Helen Araya
Helen Araya

Reputation: 1946

Parse indented text tree in Java

I have an indented file that I need to parsed using java, I need some way to place this in a Section class as shown below

    root
     root1
       text1
         text1.1
         text1.2
       text2
         text2.1
         text2.2

     root2
       text1
         text1.1
         text1.2
       text2
         text2.1
         text2.2.2

I have the class for putting the indented stuff it looks like

public class Section 
{

    private List<Section> children;
    private String text;
    private int depth;
    public Section(String t)
    {
       text =t;
    }

    public List<Section> getChildren()
    {
        if (children == null)
      {
            children = new ArrayList<Section>();
       }
        return children;
}

public void setChildren(List<Section> newChildren)
{
    if (newChildren == null) {
        children = newChildren;
    } else {
        if (children == null) {
            children = new ArrayList<Section>();
        }
        for (Section child : newChildren) {
            this.addChild(child);
        }
    }
}

public void addChild(Section child)
{
    if (children == null) {
        children = new ArrayList<Section>();
    }
    if (child != null) {
        children.add(child);
    }
}

public String getText()
{
    return text;
}

public void setText(String newText)
{
    text =newText;
}
public String getDepth()
{
    return depth;
}

 public void setDepth(int newDepth)
 {
    depth = newDepth;
 }
}

I need some way to parse the file and place it in expected result which us a Section object which would look like below

Section= 

Text="Root"
Children
Child1: Text= "root1" 

        Child1: "text1"
            Child1="Text 1.1"
            Child2="Text 1.2"
        Child2: "text2"
            Child1="Text 2.1"
            Child2="Text 2.2"
            Children
Child2: Text= "root2" 
        Child1: "text1"
            Child1="Text 1.1"
            Child2="Text 1.2"
        Child2: "text2"

### REQUIRED TASKS
1. Transcribe the part of the Java tree-parsing question starting at "private List<Section> children;" and ending at "public List<Section> getChildren()".
2. List every method declared in the Section class of the Java tree-parsing question, leaving out the constructor.
3. In the Java tree-parsing question, what does getChildren do when the children field is null?

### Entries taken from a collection
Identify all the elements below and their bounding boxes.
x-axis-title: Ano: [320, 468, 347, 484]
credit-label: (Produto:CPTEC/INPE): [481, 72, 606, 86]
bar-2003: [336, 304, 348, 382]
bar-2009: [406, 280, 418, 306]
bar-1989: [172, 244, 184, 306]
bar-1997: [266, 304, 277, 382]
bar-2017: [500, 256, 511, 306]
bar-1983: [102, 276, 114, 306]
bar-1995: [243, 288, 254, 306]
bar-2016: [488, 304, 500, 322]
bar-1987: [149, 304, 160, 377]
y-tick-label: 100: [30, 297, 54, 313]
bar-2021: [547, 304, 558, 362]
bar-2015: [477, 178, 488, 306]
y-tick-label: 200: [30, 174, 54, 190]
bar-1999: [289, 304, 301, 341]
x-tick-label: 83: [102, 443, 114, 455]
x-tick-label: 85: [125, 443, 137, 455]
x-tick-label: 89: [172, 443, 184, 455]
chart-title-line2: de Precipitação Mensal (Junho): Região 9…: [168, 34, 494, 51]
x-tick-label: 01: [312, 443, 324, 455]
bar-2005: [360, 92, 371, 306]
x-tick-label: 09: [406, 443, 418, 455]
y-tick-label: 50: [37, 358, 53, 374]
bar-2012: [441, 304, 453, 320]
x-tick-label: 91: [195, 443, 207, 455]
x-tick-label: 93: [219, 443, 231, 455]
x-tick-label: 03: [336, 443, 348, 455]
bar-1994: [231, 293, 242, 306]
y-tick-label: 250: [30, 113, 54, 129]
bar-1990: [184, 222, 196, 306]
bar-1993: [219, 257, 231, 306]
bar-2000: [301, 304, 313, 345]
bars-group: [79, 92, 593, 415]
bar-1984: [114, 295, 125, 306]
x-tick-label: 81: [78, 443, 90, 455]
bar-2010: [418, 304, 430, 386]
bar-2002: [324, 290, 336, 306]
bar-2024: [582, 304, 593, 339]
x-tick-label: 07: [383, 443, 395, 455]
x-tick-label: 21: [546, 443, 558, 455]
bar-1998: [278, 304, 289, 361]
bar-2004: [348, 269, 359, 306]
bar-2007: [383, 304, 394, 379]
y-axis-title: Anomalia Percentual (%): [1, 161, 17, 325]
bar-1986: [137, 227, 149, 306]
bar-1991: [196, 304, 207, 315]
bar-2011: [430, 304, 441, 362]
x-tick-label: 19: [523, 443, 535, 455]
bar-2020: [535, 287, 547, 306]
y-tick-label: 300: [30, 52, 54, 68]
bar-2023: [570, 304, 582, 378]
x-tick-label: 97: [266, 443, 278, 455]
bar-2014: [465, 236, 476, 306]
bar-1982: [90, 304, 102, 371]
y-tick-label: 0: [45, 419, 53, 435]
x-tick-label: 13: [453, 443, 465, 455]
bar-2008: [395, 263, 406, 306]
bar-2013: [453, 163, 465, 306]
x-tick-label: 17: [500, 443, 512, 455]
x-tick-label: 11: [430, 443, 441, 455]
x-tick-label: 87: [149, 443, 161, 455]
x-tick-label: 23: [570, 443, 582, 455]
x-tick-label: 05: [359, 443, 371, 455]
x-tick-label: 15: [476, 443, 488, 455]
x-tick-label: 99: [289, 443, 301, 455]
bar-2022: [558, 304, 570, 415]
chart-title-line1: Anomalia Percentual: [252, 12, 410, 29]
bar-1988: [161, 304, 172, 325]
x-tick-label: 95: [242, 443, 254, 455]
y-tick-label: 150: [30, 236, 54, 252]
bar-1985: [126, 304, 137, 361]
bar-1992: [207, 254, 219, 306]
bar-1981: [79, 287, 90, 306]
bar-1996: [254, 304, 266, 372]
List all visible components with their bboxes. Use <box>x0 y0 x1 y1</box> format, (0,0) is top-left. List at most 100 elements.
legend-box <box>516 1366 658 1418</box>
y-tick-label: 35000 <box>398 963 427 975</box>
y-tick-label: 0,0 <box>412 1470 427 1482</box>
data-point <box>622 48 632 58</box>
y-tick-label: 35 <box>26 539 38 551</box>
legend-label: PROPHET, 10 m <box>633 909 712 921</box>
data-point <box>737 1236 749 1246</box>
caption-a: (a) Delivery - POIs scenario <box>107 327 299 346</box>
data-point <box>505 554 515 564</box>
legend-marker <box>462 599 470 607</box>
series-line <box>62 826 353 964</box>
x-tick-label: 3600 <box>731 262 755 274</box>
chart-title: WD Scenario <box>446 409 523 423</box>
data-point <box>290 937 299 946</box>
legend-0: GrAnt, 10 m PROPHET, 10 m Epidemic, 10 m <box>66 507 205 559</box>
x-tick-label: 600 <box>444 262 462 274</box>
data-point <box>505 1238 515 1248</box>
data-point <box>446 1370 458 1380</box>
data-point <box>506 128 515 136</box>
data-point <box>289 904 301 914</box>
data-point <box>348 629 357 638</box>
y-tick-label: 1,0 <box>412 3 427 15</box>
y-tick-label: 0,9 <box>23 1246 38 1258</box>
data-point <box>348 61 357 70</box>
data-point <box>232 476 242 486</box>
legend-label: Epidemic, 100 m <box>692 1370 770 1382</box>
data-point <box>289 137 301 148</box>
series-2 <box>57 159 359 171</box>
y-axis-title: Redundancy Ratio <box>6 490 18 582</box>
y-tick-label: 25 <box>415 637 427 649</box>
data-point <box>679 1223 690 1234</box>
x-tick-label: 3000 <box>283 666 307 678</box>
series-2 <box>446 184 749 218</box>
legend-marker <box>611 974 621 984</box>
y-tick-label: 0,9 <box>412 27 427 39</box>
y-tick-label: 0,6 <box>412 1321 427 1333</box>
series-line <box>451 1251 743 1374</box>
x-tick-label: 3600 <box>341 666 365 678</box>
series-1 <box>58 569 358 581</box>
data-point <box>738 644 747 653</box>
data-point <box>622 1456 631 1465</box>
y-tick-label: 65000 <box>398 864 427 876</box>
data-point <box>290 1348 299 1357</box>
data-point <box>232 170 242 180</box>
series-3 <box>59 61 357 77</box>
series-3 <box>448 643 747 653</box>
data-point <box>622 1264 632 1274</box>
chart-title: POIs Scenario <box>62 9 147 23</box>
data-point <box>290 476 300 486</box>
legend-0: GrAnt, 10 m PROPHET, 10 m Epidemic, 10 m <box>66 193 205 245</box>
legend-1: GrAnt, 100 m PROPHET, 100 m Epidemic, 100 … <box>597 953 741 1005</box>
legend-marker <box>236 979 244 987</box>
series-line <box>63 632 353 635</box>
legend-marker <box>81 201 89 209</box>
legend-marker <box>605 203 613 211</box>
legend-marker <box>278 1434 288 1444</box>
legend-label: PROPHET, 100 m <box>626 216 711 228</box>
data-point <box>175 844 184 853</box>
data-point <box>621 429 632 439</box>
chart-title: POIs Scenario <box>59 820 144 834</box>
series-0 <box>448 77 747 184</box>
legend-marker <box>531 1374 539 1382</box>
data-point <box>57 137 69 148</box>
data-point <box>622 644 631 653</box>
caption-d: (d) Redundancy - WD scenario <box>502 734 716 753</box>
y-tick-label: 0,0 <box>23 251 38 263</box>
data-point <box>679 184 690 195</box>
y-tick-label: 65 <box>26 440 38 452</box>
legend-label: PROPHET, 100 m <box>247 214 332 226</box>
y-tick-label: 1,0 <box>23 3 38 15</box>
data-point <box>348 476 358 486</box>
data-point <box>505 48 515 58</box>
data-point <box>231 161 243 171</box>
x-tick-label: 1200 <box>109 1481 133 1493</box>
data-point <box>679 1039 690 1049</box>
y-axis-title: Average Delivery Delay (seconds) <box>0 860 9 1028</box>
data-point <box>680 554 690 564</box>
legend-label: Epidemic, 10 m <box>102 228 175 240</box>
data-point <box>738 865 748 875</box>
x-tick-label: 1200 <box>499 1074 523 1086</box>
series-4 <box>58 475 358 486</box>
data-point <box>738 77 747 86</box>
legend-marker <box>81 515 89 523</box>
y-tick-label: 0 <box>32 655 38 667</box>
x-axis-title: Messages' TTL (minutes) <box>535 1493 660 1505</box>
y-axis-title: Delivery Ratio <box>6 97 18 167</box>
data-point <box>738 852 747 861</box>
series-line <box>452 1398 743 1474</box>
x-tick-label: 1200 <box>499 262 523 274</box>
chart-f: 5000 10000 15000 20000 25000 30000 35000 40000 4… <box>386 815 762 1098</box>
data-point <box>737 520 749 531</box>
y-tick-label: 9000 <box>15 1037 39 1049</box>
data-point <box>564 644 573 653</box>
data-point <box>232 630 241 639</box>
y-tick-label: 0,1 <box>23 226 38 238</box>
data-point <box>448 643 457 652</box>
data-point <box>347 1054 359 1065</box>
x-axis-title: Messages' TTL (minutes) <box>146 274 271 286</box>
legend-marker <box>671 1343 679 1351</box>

### COMPLETE ANSWERS
1.
private List<Section> children;
    private String text;
    private int depth;
    public Section(String t)
    {
       text =t;
    }

    public List<Section> getChildren()

2. getChildren, setChildren, addChild, getText, setText, getDepth, setDepth

3. It assigns a new ArrayList<Section> to children and then returns it.